▶ Information provided:
★ ★ ★ ★ ★

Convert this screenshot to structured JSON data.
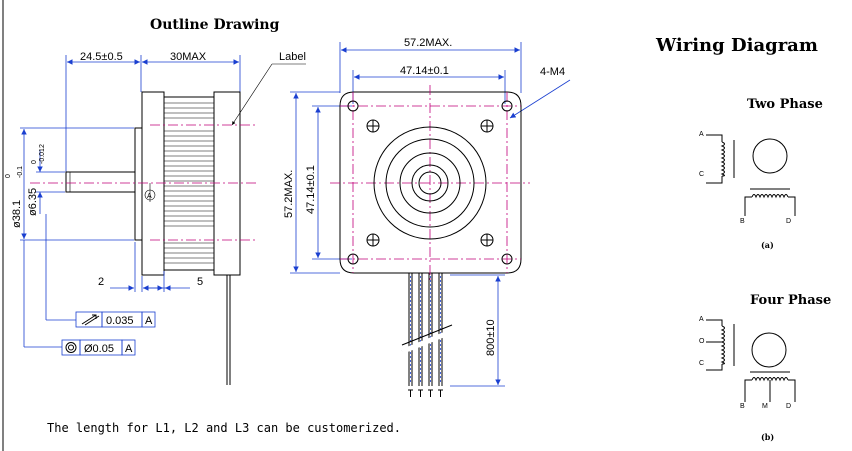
{
  "outline": {
    "title": "Outline Drawing",
    "label_tag": "Label",
    "dims": {
      "shaft_len": "24.5±0.5",
      "body_len": "30MAX",
      "width_max": "57.2MAX.",
      "hole_pitch": "47.14±0.1",
      "holes": "4-M4",
      "height_max": "57.2MAX.",
      "hole_pitch_v": "47.14±0.1",
      "boss_dia": "ø38.1",
      "boss_tol_top": "0",
      "boss_tol_bot": "-0.1",
      "shaft_dia": "ø6.35",
      "shaft_tol_top": "0",
      "shaft_tol_bot": "-0.012",
      "step_a": "2",
      "step_b": "5",
      "lead_len": "800±10",
      "datum": "A"
    },
    "tolerance_1": {
      "value": "0.035",
      "datum": "A"
    },
    "tolerance_2": {
      "value": "Ø0.05",
      "datum": "A"
    },
    "note": "The length for L1, L2 and L3 can be customerized."
  },
  "wiring": {
    "title": "Wiring Diagram",
    "two_phase": {
      "title": "Two Phase",
      "terminals": [
        "A",
        "C",
        "B",
        "D"
      ],
      "caption": "(a)"
    },
    "four_phase": {
      "title": "Four Phase",
      "terminals": [
        "A",
        "O",
        "C",
        "B",
        "M",
        "D"
      ],
      "caption": "(b)"
    }
  }
}
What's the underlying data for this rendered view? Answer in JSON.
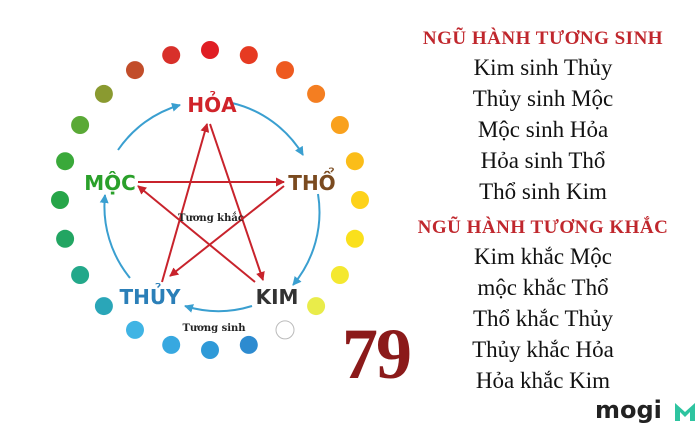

★ ★ ★ ★ ★

▶ The task: Leave out the pictures and restate everything else word for word.

▶ Finished task:
Convert this screenshot to structured JSON data.
{
  "outline": {
    "title": "Outline Drawing",
    "label_tag": "Label",
    "dims": {
      "shaft_len": "24.5±0.5",
      "body_len": "30MAX",
      "width_max": "57.2MAX.",
      "hole_pitch": "47.14±0.1",
      "holes": "4-M4",
      "height_max": "57.2MAX.",
      "hole_pitch_v": "47.14±0.1",
      "boss_dia": "ø38.1",
      "boss_tol_top": "0",
      "boss_tol_bot": "-0.1",
      "shaft_dia": "ø6.35",
      "shaft_tol_top": "0",
      "shaft_tol_bot": "-0.012",
      "step_a": "2",
      "step_b": "5",
      "lead_len": "800±10",
      "datum": "A"
    },
    "tolerance_1": {
      "value": "0.035",
      "datum": "A"
    },
    "tolerance_2": {
      "value": "Ø0.05",
      "datum": "A"
    },
    "note": "The length for L1, L2 and L3 can be customerized."
  },
  "wiring": {
    "title": "Wiring Diagram",
    "two_phase": {
      "title": "Two Phase",
      "terminals": [
        "A",
        "C",
        "B",
        "D"
      ],
      "caption": "(a)"
    },
    "four_phase": {
      "title": "Four Phase",
      "terminals": [
        "A",
        "O",
        "C",
        "B",
        "M",
        "D"
      ],
      "caption": "(b)"
    }
  }
}
What's the underlying data for this rendered view? Answer in JSON.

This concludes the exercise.